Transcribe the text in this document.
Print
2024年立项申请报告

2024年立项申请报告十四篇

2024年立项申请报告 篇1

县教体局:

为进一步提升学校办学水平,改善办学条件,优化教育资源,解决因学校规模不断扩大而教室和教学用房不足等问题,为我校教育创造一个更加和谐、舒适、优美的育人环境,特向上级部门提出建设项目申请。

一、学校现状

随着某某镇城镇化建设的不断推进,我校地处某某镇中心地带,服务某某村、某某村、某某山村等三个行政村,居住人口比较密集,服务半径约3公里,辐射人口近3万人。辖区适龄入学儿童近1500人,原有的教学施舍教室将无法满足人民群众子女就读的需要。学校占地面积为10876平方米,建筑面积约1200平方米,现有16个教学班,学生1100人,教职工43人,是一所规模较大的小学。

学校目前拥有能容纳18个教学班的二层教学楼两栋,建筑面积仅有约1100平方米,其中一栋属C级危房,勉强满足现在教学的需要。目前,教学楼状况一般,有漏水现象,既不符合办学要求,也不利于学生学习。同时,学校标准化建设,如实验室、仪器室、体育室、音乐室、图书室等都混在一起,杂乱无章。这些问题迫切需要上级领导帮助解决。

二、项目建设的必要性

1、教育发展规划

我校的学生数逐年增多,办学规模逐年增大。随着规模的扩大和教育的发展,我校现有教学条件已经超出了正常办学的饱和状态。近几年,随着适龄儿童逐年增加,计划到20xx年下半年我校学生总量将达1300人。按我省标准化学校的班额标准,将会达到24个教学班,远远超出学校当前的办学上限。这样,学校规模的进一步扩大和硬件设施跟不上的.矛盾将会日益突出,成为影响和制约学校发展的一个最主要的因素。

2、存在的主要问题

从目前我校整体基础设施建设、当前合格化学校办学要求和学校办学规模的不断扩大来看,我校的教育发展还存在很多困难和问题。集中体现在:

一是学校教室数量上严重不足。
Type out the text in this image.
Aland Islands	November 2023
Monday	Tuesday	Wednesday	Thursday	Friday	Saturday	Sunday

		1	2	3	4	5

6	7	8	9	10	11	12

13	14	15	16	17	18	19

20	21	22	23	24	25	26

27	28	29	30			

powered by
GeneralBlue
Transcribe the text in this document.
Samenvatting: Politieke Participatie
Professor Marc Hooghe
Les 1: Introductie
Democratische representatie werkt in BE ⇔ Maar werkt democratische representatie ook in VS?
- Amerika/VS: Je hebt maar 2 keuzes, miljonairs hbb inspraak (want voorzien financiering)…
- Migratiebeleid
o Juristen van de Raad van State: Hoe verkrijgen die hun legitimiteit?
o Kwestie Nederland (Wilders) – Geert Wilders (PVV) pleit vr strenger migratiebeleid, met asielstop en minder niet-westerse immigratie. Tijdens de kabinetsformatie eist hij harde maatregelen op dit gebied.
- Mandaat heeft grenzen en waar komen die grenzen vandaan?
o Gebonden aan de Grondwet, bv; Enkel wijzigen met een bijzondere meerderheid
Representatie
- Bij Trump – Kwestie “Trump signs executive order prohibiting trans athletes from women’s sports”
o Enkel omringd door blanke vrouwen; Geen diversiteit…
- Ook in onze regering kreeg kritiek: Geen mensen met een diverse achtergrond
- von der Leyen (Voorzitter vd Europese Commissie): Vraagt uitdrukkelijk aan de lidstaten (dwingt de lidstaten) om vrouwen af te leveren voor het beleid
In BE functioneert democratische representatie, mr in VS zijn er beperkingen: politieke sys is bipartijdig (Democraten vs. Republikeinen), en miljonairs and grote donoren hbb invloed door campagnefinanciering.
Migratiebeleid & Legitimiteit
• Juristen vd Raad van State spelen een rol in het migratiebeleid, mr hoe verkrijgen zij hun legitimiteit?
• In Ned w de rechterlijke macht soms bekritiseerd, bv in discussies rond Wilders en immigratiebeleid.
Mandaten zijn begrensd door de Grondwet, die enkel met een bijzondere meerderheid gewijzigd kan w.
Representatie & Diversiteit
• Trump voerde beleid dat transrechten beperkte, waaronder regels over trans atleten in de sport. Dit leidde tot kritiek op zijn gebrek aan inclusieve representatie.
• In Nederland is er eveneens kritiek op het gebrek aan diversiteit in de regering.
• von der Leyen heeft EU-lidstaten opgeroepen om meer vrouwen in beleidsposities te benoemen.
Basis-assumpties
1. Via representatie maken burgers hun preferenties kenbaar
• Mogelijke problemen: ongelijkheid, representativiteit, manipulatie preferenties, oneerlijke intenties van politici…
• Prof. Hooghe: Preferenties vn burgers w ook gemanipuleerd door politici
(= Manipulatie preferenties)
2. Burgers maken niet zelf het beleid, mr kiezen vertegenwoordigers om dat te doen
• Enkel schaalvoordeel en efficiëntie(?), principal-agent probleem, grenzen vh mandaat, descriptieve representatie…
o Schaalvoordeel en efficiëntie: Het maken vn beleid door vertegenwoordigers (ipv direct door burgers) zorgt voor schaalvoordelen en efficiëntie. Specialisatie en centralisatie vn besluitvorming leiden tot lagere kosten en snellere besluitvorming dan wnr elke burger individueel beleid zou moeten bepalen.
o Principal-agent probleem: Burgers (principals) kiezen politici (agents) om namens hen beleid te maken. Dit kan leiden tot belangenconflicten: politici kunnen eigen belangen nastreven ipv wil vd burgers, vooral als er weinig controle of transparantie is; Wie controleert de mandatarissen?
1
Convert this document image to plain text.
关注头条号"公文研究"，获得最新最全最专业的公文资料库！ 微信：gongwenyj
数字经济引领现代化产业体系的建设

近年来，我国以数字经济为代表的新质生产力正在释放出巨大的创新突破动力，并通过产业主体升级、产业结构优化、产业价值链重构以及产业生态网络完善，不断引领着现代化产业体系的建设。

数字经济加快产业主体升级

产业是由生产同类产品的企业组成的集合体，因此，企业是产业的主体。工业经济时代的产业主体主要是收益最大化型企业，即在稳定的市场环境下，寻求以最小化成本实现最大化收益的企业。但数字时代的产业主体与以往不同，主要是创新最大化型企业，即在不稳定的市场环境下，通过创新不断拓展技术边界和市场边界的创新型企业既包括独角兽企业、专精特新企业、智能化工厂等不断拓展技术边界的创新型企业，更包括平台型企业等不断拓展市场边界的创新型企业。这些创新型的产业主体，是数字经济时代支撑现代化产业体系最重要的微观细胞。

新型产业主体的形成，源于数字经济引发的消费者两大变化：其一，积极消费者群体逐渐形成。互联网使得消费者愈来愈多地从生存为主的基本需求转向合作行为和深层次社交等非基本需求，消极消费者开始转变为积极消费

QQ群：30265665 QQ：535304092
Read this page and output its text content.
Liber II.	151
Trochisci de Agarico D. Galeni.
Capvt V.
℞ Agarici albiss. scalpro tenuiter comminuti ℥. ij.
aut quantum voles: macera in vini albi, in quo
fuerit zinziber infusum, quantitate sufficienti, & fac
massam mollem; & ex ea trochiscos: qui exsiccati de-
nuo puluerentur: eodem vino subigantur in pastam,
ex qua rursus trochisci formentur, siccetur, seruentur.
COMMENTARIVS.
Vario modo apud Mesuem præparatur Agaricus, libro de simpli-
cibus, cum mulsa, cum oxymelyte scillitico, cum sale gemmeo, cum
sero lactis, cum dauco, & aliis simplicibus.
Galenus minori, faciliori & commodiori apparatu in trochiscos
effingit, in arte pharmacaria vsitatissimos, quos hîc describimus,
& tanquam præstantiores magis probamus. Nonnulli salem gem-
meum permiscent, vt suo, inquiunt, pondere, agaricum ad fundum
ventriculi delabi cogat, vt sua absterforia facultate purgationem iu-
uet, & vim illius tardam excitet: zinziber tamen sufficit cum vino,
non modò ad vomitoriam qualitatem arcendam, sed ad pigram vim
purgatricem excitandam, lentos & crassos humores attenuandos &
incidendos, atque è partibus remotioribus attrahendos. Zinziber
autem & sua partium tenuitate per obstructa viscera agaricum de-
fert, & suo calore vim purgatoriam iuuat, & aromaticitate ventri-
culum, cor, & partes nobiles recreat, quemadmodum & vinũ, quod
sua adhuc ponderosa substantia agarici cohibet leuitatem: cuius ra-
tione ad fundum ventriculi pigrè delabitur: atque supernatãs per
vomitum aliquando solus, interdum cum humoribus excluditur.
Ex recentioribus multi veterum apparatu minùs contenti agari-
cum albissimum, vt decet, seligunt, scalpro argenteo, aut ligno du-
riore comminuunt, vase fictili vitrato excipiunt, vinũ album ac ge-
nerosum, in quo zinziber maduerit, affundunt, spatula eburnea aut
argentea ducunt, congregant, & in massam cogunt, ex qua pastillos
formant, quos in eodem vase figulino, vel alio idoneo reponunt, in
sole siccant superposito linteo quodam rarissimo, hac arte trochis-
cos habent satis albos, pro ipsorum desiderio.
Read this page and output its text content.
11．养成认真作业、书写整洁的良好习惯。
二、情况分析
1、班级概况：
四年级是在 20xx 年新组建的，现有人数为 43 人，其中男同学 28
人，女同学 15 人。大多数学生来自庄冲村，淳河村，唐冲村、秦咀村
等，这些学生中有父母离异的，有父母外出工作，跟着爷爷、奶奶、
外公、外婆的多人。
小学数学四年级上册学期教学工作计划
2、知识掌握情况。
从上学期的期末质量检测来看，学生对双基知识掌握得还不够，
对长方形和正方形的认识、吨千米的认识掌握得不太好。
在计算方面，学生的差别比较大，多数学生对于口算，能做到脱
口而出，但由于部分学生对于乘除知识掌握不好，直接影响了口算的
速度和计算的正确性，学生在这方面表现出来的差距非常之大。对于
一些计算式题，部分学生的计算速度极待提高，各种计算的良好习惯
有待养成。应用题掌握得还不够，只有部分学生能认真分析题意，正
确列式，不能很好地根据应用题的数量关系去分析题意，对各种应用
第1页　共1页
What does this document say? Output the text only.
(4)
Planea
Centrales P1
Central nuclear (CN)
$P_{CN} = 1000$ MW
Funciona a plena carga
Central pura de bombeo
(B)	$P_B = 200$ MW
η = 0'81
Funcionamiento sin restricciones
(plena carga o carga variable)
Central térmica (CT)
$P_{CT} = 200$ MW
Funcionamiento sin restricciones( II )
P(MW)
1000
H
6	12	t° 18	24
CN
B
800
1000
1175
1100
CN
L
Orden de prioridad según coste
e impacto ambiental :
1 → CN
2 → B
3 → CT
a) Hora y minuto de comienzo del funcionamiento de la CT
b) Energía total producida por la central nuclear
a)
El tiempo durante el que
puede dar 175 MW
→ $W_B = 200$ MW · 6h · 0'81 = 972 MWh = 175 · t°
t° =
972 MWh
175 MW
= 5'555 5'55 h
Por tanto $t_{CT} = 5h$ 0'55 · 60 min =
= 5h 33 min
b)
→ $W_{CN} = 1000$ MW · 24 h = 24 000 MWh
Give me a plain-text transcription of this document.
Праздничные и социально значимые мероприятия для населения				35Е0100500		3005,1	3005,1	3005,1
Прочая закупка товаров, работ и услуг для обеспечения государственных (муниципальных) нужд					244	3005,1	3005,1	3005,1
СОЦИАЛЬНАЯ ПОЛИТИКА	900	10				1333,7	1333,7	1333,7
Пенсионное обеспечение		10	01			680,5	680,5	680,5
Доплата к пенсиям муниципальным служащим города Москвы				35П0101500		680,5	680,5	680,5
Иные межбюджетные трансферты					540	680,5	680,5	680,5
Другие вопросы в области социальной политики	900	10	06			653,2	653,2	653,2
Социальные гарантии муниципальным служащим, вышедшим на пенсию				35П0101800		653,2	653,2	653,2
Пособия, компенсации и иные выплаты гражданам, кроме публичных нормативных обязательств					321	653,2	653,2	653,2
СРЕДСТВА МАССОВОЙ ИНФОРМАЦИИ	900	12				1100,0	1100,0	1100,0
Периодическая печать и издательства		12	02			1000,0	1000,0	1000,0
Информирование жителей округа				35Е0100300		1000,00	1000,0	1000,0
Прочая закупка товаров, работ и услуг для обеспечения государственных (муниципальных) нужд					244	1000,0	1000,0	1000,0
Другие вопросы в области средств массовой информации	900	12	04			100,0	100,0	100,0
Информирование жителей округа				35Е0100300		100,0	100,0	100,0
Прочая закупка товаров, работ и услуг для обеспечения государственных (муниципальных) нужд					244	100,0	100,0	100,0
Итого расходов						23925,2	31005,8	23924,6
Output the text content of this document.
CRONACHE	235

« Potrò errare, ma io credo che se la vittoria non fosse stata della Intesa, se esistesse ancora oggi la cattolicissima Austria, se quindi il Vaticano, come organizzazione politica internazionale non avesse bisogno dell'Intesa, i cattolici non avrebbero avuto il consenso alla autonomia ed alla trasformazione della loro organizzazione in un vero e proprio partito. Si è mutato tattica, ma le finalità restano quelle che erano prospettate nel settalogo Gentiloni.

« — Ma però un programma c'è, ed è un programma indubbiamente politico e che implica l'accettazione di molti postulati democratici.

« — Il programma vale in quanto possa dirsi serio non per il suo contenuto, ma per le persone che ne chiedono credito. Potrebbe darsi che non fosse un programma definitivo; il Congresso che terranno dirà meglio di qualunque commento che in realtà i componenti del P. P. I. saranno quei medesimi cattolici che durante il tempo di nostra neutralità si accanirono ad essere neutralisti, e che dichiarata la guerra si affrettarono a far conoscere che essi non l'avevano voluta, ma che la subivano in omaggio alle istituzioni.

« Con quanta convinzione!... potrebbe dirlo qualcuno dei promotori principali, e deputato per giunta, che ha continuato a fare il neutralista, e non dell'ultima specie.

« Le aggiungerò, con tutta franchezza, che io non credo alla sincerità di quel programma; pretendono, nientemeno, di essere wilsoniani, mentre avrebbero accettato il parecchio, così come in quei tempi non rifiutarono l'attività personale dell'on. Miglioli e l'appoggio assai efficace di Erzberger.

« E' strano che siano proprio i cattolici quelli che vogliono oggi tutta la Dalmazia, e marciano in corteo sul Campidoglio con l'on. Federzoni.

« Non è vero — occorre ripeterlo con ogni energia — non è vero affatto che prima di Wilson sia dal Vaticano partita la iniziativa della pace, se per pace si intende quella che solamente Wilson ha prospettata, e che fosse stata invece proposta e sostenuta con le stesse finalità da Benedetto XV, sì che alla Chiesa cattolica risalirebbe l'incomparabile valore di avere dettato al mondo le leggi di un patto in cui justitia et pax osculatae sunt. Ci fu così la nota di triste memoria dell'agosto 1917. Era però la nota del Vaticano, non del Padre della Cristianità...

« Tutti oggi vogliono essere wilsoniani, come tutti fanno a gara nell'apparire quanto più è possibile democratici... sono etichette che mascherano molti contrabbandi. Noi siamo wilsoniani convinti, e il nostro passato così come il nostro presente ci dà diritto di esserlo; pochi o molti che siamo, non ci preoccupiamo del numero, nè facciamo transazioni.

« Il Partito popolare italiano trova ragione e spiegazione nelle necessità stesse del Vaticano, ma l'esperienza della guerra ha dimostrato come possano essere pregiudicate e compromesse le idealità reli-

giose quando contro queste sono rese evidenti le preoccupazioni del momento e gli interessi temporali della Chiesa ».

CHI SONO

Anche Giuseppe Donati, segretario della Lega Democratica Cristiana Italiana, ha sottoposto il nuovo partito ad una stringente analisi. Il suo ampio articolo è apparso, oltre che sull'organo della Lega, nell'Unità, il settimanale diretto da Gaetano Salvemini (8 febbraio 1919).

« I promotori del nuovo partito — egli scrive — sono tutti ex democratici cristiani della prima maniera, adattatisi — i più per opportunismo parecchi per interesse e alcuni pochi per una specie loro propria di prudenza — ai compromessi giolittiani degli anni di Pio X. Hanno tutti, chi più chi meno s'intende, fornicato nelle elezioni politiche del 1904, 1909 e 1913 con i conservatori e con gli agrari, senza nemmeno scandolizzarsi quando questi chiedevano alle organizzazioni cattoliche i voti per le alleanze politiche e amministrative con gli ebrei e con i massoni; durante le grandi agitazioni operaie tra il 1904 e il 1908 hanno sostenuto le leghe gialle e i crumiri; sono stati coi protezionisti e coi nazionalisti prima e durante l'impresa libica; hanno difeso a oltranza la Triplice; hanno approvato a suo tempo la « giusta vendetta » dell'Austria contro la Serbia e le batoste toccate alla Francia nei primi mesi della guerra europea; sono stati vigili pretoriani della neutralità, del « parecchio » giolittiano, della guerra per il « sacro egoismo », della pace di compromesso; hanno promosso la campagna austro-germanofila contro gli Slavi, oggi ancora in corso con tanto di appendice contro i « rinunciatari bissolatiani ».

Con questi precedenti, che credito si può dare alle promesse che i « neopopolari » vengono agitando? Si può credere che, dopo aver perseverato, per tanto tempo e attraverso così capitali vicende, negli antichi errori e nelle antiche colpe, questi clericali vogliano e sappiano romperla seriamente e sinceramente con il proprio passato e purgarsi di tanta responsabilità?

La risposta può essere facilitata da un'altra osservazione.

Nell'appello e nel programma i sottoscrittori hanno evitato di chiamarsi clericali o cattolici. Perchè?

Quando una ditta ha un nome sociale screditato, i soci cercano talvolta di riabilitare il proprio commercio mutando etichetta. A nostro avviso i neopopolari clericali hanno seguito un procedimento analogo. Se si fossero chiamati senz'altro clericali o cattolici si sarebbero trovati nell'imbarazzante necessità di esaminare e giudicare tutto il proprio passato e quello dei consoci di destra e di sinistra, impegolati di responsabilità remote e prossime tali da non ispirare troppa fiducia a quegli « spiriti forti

__________

▶ **Task details**
Report each line in the data that holds the word "passato".

▶ **Worked solution**
« Tutti oggi vogliono essere wilsoniani, come tutti fanno a gara nell'apparire quanto più è possibile democratici... sono etichette che mascherano molti contrabbandi. Noi siamo wilsoniani convinti, e il nostro passato così come il nostro presente ci dà diritto di esserlo; pochi o molti che siamo, non ci preoccupiamo del numero, nè facciamo transazioni.
Con questi precedenti, che credito si può dare alle promesse che i « neopopolari » vengono agitando? Si può credere che, dopo aver perseverato, per tanto tempo e attraverso così capitali vicende, negli antichi errori e nelle antiche colpe, questi clericali vogliano e sappiano romperla seriamente e sinceramente con il proprio passato e purgarsi di tanta responsabilità?
Quando una ditta ha un nome sociale screditato, i soci cercano talvolta di riabilitare il proprio commercio mutando etichetta. A nostro avviso i neopopolari clericali hanno seguito un procedimento analogo. Se si fossero chiamati senz'altro clericali o cattolici si sarebbero trovati nell'imbarazzante necessità di esaminare e giudicare tutto il proprio passato e quello dei consoci di destra e di sinistra, impegolati di responsabilità remote e prossime tali da non ispirare troppa fiducia a quegli « spiriti forti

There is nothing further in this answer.